**Your instructions**: Exclude any images and output the remaining records exactly.

**Exercise material**:
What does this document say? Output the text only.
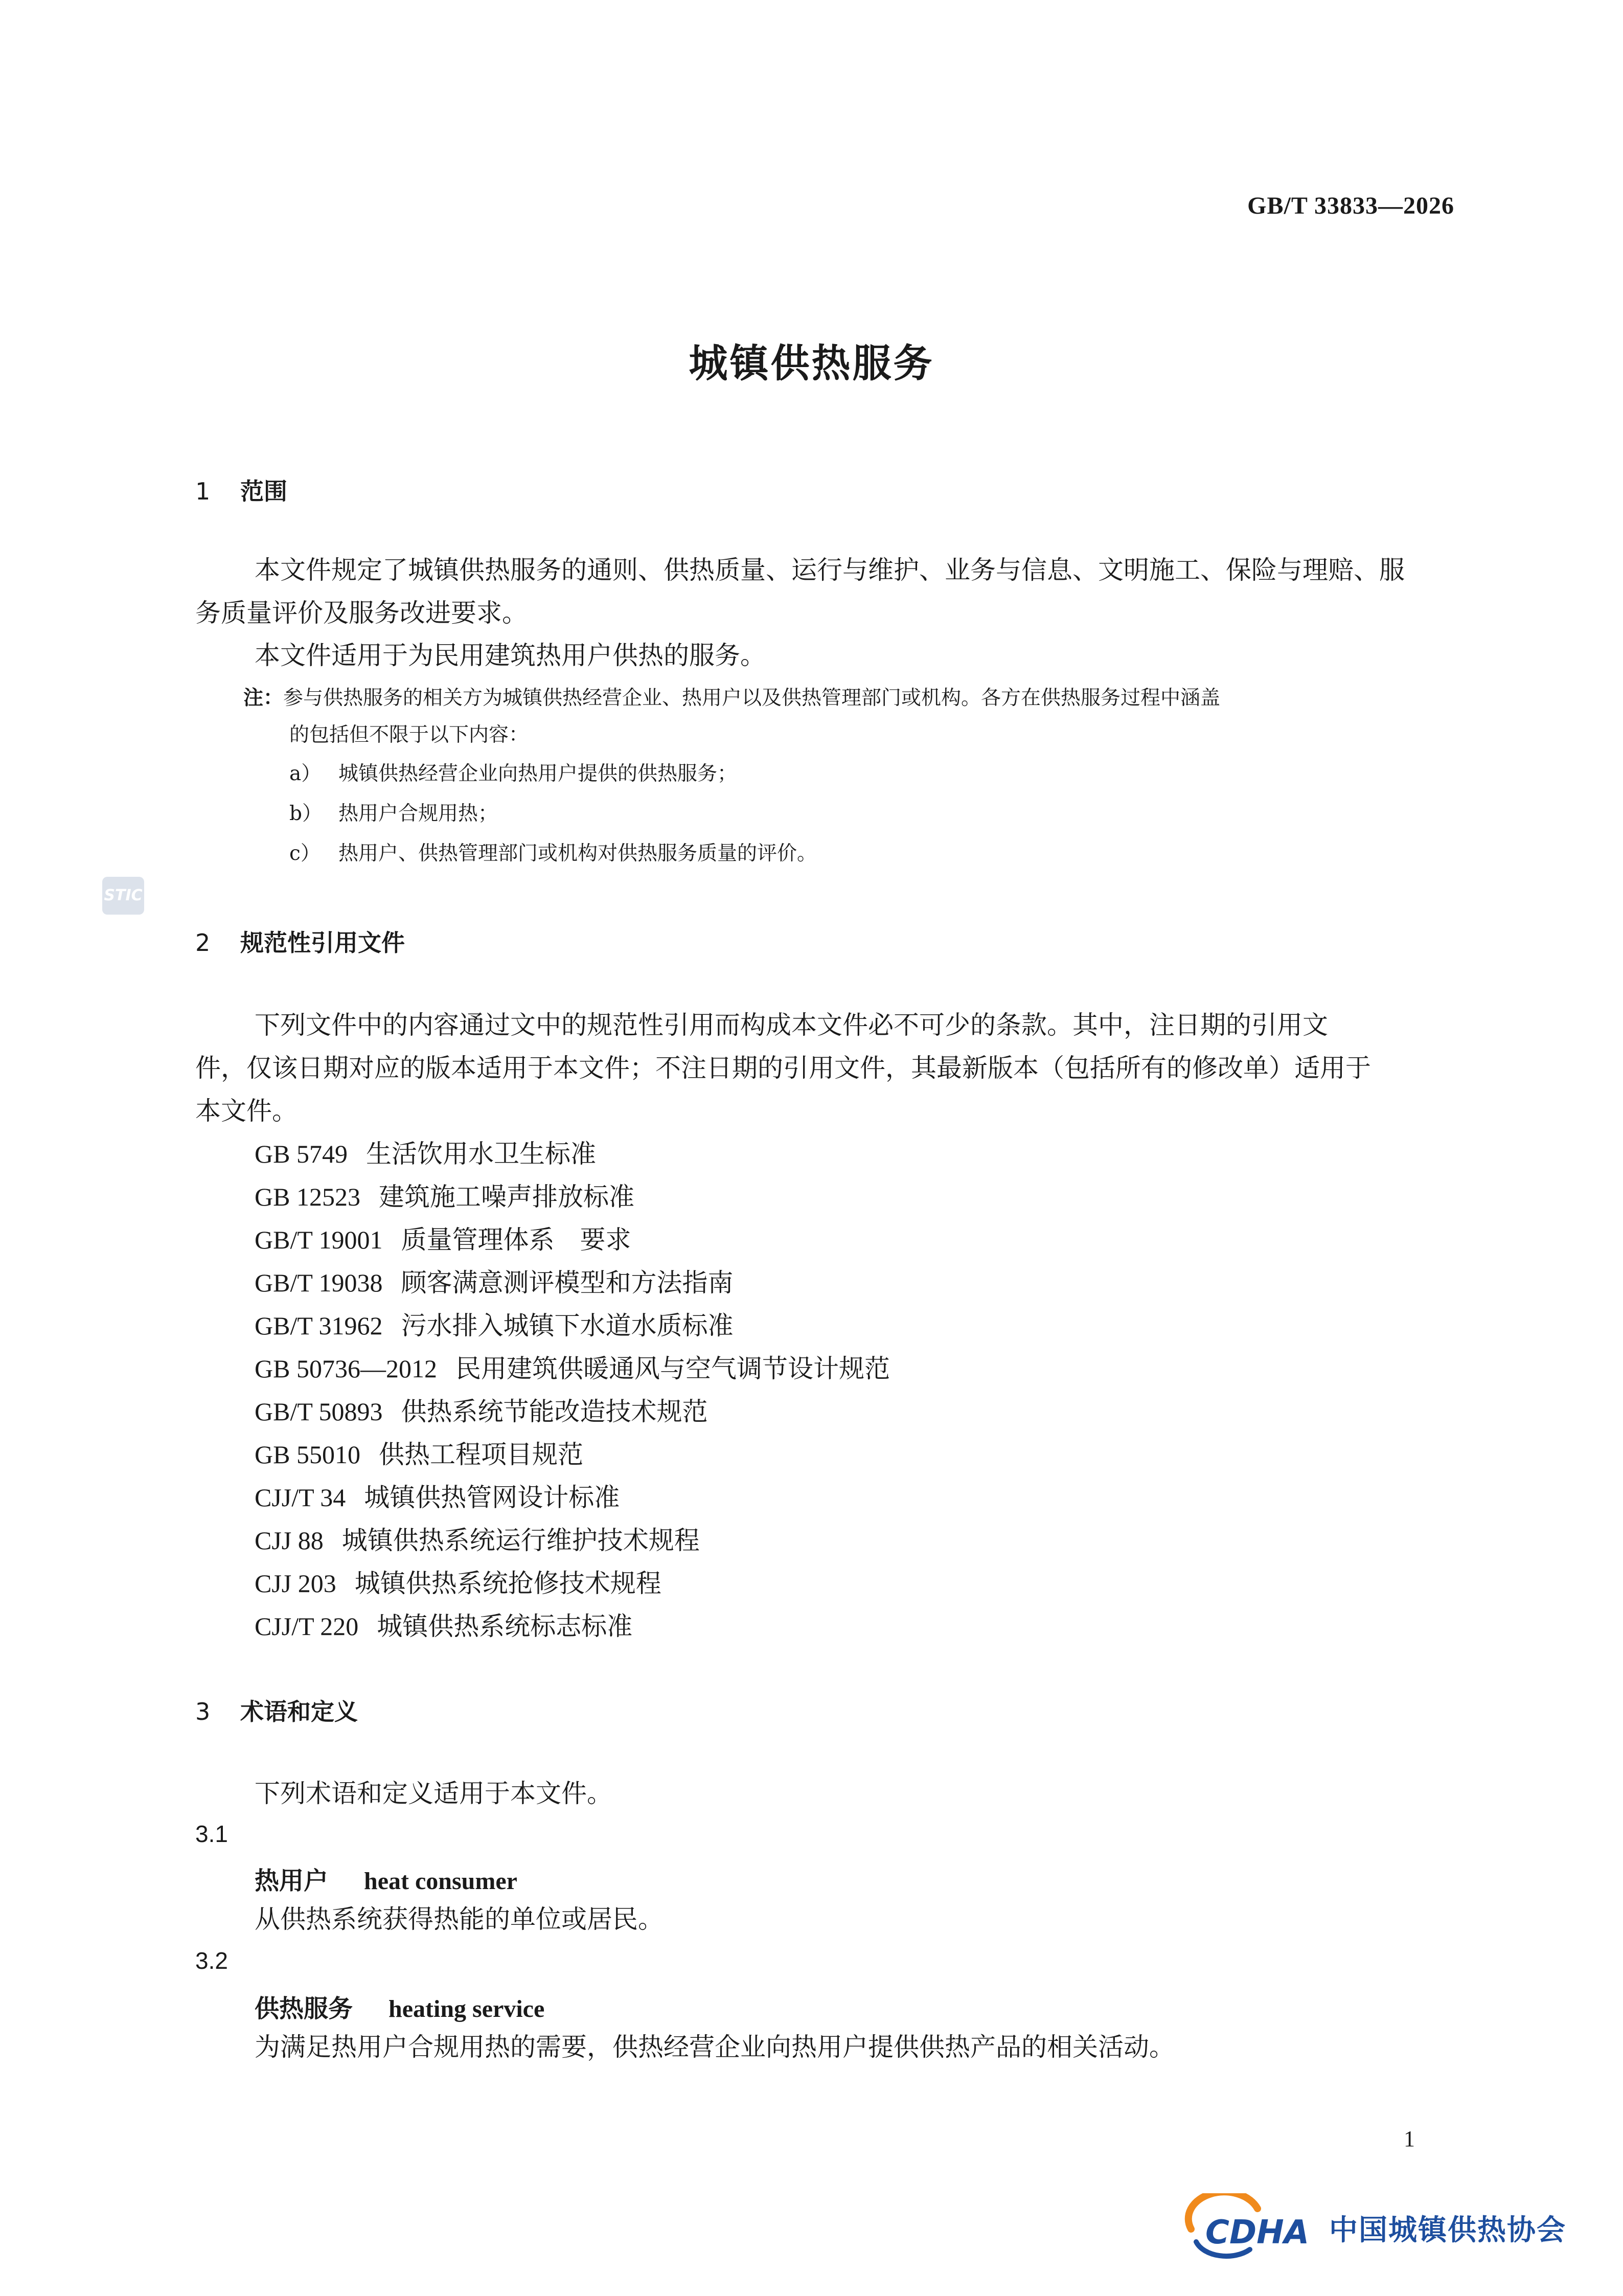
GB/T 33833—2026
城镇供热服务
1 范围
本文件规定了城镇供热服务的通则、供热质量、运行与维护、业务与信息、文明施工、保险与理赔、服
务质量评价及服务改进要求。
本文件适用于为民用建筑热用户供热的服务。
注：参与供热服务的相关方为城镇供热经营企业、热用户以及供热管理部门或机构。各方在供热服务过程中涵盖
的包括但不限于以下内容：
a） 城镇供热经营企业向热用户提供的供热服务；
b） 热用户合规用热；
c） 热用户、供热管理部门或机构对供热服务质量的评价。
STIC
2 规范性引用文件
下列文件中的内容通过文中的规范性引用而构成本文件必不可少的条款。其中，注日期的引用文
件，仅该日期对应的版本适用于本文件；不注日期的引用文件，其最新版本（包括所有的修改单）适用于
本文件。
GB 5749 生活饮用水卫生标准
GB 12523 建筑施工噪声排放标准
GB/T 19001 质量管理体系　要求
GB/T 19038 顾客满意测评模型和方法指南
GB/T 31962 污水排入城镇下水道水质标准
GB 50736—2012 民用建筑供暖通风与空气调节设计规范
GB/T 50893 供热系统节能改造技术规范
GB 55010 供热工程项目规范
CJJ/T 34 城镇供热管网设计标准
CJJ 88 城镇供热系统运行维护技术规程
CJJ 203 城镇供热系统抢修技术规程
CJJ/T 220 城镇供热系统标志标准
3 术语和定义
下列术语和定义适用于本文件。
3.1
热用户 heat consumer
从供热系统获得热能的单位或居民。
3.2
供热服务 heating service
为满足热用户合规用热的需要，供热经营企业向热用户提供供热产品的相关活动。
1
CDHA 中国城镇供热协会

**Correct result**:
What does this document say? Output the text only.
GB/T 33833—2026
城镇供热服务
1 范围
本文件规定了城镇供热服务的通则、供热质量、运行与维护、业务与信息、文明施工、保险与理赔、服
务质量评价及服务改进要求。
本文件适用于为民用建筑热用户供热的服务。
注：参与供热服务的相关方为城镇供热经营企业、热用户以及供热管理部门或机构。各方在供热服务过程中涵盖
的包括但不限于以下内容：
a） 城镇供热经营企业向热用户提供的供热服务；
b） 热用户合规用热；
c） 热用户、供热管理部门或机构对供热服务质量的评价。
STIC
2 规范性引用文件
下列文件中的内容通过文中的规范性引用而构成本文件必不可少的条款。其中，注日期的引用文
件，仅该日期对应的版本适用于本文件；不注日期的引用文件，其最新版本（包括所有的修改单）适用于
本文件。
GB 5749 生活饮用水卫生标准
GB 12523 建筑施工噪声排放标准
GB/T 19001 质量管理体系　要求
GB/T 19038 顾客满意测评模型和方法指南
GB/T 31962 污水排入城镇下水道水质标准
GB 50736—2012 民用建筑供暖通风与空气调节设计规范
GB/T 50893 供热系统节能改造技术规范
GB 55010 供热工程项目规范
CJJ/T 34 城镇供热管网设计标准
CJJ 88 城镇供热系统运行维护技术规程
CJJ 203 城镇供热系统抢修技术规程
CJJ/T 220 城镇供热系统标志标准
3 术语和定义
下列术语和定义适用于本文件。
3.1
热用户 heat consumer
从供热系统获得热能的单位或居民。
3.2
供热服务 heating service
为满足热用户合规用热的需要，供热经营企业向热用户提供供热产品的相关活动。
1
CDHA 中国城镇供热协会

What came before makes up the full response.